AIM OF THE TASK:
Print all of the data exactly as written.

[BEGIN INPUT RECORDS]

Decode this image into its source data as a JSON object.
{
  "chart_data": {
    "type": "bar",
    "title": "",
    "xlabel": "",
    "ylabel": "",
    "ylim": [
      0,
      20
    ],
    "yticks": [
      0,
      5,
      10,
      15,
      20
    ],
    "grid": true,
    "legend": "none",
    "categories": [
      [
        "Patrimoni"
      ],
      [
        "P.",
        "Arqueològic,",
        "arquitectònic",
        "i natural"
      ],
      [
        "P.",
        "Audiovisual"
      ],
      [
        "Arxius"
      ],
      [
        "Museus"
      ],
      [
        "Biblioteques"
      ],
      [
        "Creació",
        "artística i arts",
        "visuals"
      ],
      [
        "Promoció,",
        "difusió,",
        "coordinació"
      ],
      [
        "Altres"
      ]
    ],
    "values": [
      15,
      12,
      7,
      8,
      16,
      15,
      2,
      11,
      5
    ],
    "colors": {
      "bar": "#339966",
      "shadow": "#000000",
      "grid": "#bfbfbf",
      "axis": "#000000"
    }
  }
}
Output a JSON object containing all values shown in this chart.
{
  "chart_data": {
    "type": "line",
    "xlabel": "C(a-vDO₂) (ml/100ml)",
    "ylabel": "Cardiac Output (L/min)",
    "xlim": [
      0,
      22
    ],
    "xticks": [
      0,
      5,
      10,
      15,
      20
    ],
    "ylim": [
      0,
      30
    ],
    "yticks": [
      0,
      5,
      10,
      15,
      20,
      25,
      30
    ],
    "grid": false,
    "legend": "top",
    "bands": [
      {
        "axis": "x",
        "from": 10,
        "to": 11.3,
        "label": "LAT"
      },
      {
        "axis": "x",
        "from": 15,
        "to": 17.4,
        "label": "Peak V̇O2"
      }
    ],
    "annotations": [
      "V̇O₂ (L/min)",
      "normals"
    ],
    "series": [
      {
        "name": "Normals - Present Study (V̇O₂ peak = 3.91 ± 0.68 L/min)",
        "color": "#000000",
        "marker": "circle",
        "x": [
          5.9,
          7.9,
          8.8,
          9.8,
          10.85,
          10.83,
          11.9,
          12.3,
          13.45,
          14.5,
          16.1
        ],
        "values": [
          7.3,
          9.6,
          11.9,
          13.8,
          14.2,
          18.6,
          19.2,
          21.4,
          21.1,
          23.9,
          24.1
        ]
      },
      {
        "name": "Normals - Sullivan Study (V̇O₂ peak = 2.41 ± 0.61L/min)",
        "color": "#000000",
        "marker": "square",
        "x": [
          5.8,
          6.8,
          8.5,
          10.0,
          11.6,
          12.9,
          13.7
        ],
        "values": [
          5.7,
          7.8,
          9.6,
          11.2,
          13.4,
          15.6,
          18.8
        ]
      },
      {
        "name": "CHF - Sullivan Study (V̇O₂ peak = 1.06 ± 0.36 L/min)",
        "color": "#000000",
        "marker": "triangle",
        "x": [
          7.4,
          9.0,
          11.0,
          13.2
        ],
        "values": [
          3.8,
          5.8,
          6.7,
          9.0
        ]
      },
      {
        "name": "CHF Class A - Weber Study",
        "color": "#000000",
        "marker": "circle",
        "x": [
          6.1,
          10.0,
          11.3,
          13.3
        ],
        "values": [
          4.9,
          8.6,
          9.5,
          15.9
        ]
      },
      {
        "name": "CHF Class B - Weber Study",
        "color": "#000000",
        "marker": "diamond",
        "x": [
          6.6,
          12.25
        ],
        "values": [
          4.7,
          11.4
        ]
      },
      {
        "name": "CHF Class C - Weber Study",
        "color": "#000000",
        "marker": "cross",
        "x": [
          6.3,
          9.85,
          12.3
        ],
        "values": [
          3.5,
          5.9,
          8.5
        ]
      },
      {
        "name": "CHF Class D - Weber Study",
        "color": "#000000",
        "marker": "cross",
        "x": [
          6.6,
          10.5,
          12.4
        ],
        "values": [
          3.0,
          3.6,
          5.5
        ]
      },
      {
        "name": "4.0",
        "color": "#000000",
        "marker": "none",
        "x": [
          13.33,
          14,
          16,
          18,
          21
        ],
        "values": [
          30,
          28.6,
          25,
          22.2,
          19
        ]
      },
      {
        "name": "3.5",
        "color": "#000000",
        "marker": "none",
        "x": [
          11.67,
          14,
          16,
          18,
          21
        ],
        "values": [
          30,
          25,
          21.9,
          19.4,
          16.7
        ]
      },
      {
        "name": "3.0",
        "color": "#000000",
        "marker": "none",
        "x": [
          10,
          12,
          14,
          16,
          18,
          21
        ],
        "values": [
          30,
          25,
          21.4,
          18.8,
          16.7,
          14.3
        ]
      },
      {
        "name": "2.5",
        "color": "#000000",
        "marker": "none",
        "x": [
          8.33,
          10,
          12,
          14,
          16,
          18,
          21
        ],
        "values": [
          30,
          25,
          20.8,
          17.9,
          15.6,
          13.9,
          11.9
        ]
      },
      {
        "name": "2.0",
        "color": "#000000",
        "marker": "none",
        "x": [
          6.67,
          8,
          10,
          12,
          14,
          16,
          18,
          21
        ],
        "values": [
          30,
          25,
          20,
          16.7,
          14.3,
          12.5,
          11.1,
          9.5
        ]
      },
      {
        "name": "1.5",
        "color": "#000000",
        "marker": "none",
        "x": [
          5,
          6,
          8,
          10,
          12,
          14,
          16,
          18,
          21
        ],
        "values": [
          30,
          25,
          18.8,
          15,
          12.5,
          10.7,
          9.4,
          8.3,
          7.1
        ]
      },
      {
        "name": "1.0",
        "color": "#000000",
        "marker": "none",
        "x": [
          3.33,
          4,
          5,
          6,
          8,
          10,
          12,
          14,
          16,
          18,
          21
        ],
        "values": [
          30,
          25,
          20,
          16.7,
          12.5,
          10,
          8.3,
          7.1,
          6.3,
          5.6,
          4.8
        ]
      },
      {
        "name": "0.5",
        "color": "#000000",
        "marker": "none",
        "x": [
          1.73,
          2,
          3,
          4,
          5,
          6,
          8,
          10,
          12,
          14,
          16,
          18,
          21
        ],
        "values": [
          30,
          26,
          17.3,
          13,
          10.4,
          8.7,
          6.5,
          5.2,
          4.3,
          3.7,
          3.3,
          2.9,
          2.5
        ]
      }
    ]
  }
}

[END INPUT RECORDS]

OUTPUT BELOW:
Decode this image into its source data as a JSON object.
{
  "chart_data": {
    "type": "bar",
    "title": "",
    "xlabel": "",
    "ylabel": "",
    "ylim": [
      0,
      20
    ],
    "yticks": [
      0,
      5,
      10,
      15,
      20
    ],
    "grid": true,
    "legend": "none",
    "categories": [
      [
        "Patrimoni"
      ],
      [
        "P.",
        "Arqueològic,",
        "arquitectònic",
        "i natural"
      ],
      [
        "P.",
        "Audiovisual"
      ],
      [
        "Arxius"
      ],
      [
        "Museus"
      ],
      [
        "Biblioteques"
      ],
      [
        "Creació",
        "artística i arts",
        "visuals"
      ],
      [
        "Promoció,",
        "difusió,",
        "coordinació"
      ],
      [
        "Altres"
      ]
    ],
    "values": [
      15,
      12,
      7,
      8,
      16,
      15,
      2,
      11,
      5
    ],
    "colors": {
      "bar": "#339966",
      "shadow": "#000000",
      "grid": "#bfbfbf",
      "axis": "#000000"
    }
  }
}
Output a JSON object containing all values shown in this chart.
{
  "chart_data": {
    "type": "line",
    "xlabel": "C(a-vDO₂) (ml/100ml)",
    "ylabel": "Cardiac Output (L/min)",
    "xlim": [
      0,
      22
    ],
    "xticks": [
      0,
      5,
      10,
      15,
      20
    ],
    "ylim": [
      0,
      30
    ],
    "yticks": [
      0,
      5,
      10,
      15,
      20,
      25,
      30
    ],
    "grid": false,
    "legend": "top",
    "bands": [
      {
        "axis": "x",
        "from": 10,
        "to": 11.3,
        "label": "LAT"
      },
      {
        "axis": "x",
        "from": 15,
        "to": 17.4,
        "label": "Peak V̇O2"
      }
    ],
    "annotations": [
      "V̇O₂ (L/min)",
      "normals"
    ],
    "series": [
      {
        "name": "Normals - Present Study (V̇O₂ peak = 3.91 ± 0.68 L/min)",
        "color": "#000000",
        "marker": "circle",
        "x": [
          5.9,
          7.9,
          8.8,
          9.8,
          10.85,
          10.83,
          11.9,
          12.3,
          13.45,
          14.5,
          16.1
        ],
        "values": [
          7.3,
          9.6,
          11.9,
          13.8,
          14.2,
          18.6,
          19.2,
          21.4,
          21.1,
          23.9,
          24.1
        ]
      },
      {
        "name": "Normals - Sullivan Study (V̇O₂ peak = 2.41 ± 0.61L/min)",
        "color": "#000000",
        "marker": "square",
        "x": [
          5.8,
          6.8,
          8.5,
          10.0,
          11.6,
          12.9,
          13.7
        ],
        "values": [
          5.7,
          7.8,
          9.6,
          11.2,
          13.4,
          15.6,
          18.8
        ]
      },
      {
        "name": "CHF - Sullivan Study (V̇O₂ peak = 1.06 ± 0.36 L/min)",
        "color": "#000000",
        "marker": "triangle",
        "x": [
          7.4,
          9.0,
          11.0,
          13.2
        ],
        "values": [
          3.8,
          5.8,
          6.7,
          9.0
        ]
      },
      {
        "name": "CHF Class A - Weber Study",
        "color": "#000000",
        "marker": "circle",
        "x": [
          6.1,
          10.0,
          11.3,
          13.3
        ],
        "values": [
          4.9,
          8.6,
          9.5,
          15.9
        ]
      },
      {
        "name": "CHF Class B - Weber Study",
        "color": "#000000",
        "marker": "diamond",
        "x": [
          6.6,
          12.25
        ],
        "values": [
          4.7,
          11.4
        ]
      },
      {
        "name": "CHF Class C - Weber Study",
        "color": "#000000",
        "marker": "cross",
        "x": [
          6.3,
          9.85,
          12.3
        ],
        "values": [
          3.5,
          5.9,
          8.5
        ]
      },
      {
        "name": "CHF Class D - Weber Study",
        "color": "#000000",
        "marker": "cross",
        "x": [
          6.6,
          10.5,
          12.4
        ],
        "values": [
          3.0,
          3.6,
          5.5
        ]
      },
      {
        "name": "4.0",
        "color": "#000000",
        "marker": "none",
        "x": [
          13.33,
          14,
          16,
          18,
          21
        ],
        "values": [
          30,
          28.6,
          25,
          22.2,
          19
        ]
      },
      {
        "name": "3.5",
        "color": "#000000",
        "marker": "none",
        "x": [
          11.67,
          14,
          16,
          18,
          21
        ],
        "values": [
          30,
          25,
          21.9,
          19.4,
          16.7
        ]
      },
      {
        "name": "3.0",
        "color": "#000000",
        "marker": "none",
        "x": [
          10,
          12,
          14,
          16,
          18,
          21
        ],
        "values": [
          30,
          25,
          21.4,
          18.8,
          16.7,
          14.3
        ]
      },
      {
        "name": "2.5",
        "color": "#000000",
        "marker": "none",
        "x": [
          8.33,
          10,
          12,
          14,
          16,
          18,
          21
        ],
        "values": [
          30,
          25,
          20.8,
          17.9,
          15.6,
          13.9,
          11.9
        ]
      },
      {
        "name": "2.0",
        "color": "#000000",
        "marker": "none",
        "x": [
          6.67,
          8,
          10,
          12,
          14,
          16,
          18,
          21
        ],
        "values": [
          30,
          25,
          20,
          16.7,
          14.3,
          12.5,
          11.1,
          9.5
        ]
      },
      {
        "name": "1.5",
        "color": "#000000",
        "marker": "none",
        "x": [
          5,
          6,
          8,
          10,
          12,
          14,
          16,
          18,
          21
        ],
        "values": [
          30,
          25,
          18.8,
          15,
          12.5,
          10.7,
          9.4,
          8.3,
          7.1
        ]
      },
      {
        "name": "1.0",
        "color": "#000000",
        "marker": "none",
        "x": [
          3.33,
          4,
          5,
          6,
          8,
          10,
          12,
          14,
          16,
          18,
          21
        ],
        "values": [
          30,
          25,
          20,
          16.7,
          12.5,
          10,
          8.3,
          7.1,
          6.3,
          5.6,
          4.8
        ]
      },
      {
        "name": "0.5",
        "color": "#000000",
        "marker": "none",
        "x": [
          1.73,
          2,
          3,
          4,
          5,
          6,
          8,
          10,
          12,
          14,
          16,
          18,
          21
        ],
        "values": [
          30,
          26,
          17.3,
          13,
          10.4,
          8.7,
          6.5,
          5.2,
          4.3,
          3.7,
          3.3,
          2.9,
          2.5
        ]
      }
    ]
  }
}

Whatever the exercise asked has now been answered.